▶ _YOUR INSTRUCTIONS_: Could you give the data below again, exactly and completely?

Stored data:
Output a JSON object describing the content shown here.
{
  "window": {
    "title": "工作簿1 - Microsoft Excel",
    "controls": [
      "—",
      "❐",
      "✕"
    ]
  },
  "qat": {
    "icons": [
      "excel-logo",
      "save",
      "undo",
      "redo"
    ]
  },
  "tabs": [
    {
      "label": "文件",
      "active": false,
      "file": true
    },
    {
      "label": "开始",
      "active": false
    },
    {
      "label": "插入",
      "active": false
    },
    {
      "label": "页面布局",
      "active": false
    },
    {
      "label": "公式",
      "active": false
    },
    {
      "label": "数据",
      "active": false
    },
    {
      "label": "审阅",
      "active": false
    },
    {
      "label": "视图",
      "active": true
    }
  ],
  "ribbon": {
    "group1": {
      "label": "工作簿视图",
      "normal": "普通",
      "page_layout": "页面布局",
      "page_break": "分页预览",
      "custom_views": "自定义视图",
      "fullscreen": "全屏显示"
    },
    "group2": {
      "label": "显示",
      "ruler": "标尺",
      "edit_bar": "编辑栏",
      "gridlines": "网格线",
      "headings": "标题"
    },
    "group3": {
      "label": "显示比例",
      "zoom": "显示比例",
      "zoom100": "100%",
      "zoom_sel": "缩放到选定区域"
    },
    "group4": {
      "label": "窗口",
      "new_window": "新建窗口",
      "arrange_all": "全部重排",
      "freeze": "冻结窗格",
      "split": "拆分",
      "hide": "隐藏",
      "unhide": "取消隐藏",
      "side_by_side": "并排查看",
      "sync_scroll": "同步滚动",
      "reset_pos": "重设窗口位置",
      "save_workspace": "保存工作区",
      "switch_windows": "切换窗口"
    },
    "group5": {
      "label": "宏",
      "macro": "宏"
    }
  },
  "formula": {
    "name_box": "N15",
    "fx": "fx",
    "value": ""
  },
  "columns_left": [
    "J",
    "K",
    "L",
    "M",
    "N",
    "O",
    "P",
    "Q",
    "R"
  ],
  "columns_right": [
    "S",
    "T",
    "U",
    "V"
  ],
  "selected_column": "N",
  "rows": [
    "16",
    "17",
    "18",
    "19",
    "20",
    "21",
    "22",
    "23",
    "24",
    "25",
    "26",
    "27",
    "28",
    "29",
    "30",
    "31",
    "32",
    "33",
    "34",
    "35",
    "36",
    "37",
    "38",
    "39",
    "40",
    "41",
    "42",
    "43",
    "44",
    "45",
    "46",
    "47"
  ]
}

▶ _OUTPUT FOR THIS EXERCISE_:
Output a JSON object describing the content shown here.
{
  "window": {
    "title": "工作簿1 - Microsoft Excel",
    "controls": [
      "—",
      "❐",
      "✕"
    ]
  },
  "qat": {
    "icons": [
      "excel-logo",
      "save",
      "undo",
      "redo"
    ]
  },
  "tabs": [
    {
      "label": "文件",
      "active": false,
      "file": true
    },
    {
      "label": "开始",
      "active": false
    },
    {
      "label": "插入",
      "active": false
    },
    {
      "label": "页面布局",
      "active": false
    },
    {
      "label": "公式",
      "active": false
    },
    {
      "label": "数据",
      "active": false
    },
    {
      "label": "审阅",
      "active": false
    },
    {
      "label": "视图",
      "active": true
    }
  ],
  "ribbon": {
    "group1": {
      "label": "工作簿视图",
      "normal": "普通",
      "page_layout": "页面布局",
      "page_break": "分页预览",
      "custom_views": "自定义视图",
      "fullscreen": "全屏显示"
    },
    "group2": {
      "label": "显示",
      "ruler": "标尺",
      "edit_bar": "编辑栏",
      "gridlines": "网格线",
      "headings": "标题"
    },
    "group3": {
      "label": "显示比例",
      "zoom": "显示比例",
      "zoom100": "100%",
      "zoom_sel": "缩放到选定区域"
    },
    "group4": {
      "label": "窗口",
      "new_window": "新建窗口",
      "arrange_all": "全部重排",
      "freeze": "冻结窗格",
      "split": "拆分",
      "hide": "隐藏",
      "unhide": "取消隐藏",
      "side_by_side": "并排查看",
      "sync_scroll": "同步滚动",
      "reset_pos": "重设窗口位置",
      "save_workspace": "保存工作区",
      "switch_windows": "切换窗口"
    },
    "group5": {
      "label": "宏",
      "macro": "宏"
    }
  },
  "formula": {
    "name_box": "N15",
    "fx": "fx",
    "value": ""
  },
  "columns_left": [
    "J",
    "K",
    "L",
    "M",
    "N",
    "O",
    "P",
    "Q",
    "R"
  ],
  "columns_right": [
    "S",
    "T",
    "U",
    "V"
  ],
  "selected_column": "N",
  "rows": [
    "16",
    "17",
    "18",
    "19",
    "20",
    "21",
    "22",
    "23",
    "24",
    "25",
    "26",
    "27",
    "28",
    "29",
    "30",
    "31",
    "32",
    "33",
    "34",
    "35",
    "36",
    "37",
    "38",
    "39",
    "40",
    "41",
    "42",
    "43",
    "44",
    "45",
    "46",
    "47"
  ]
}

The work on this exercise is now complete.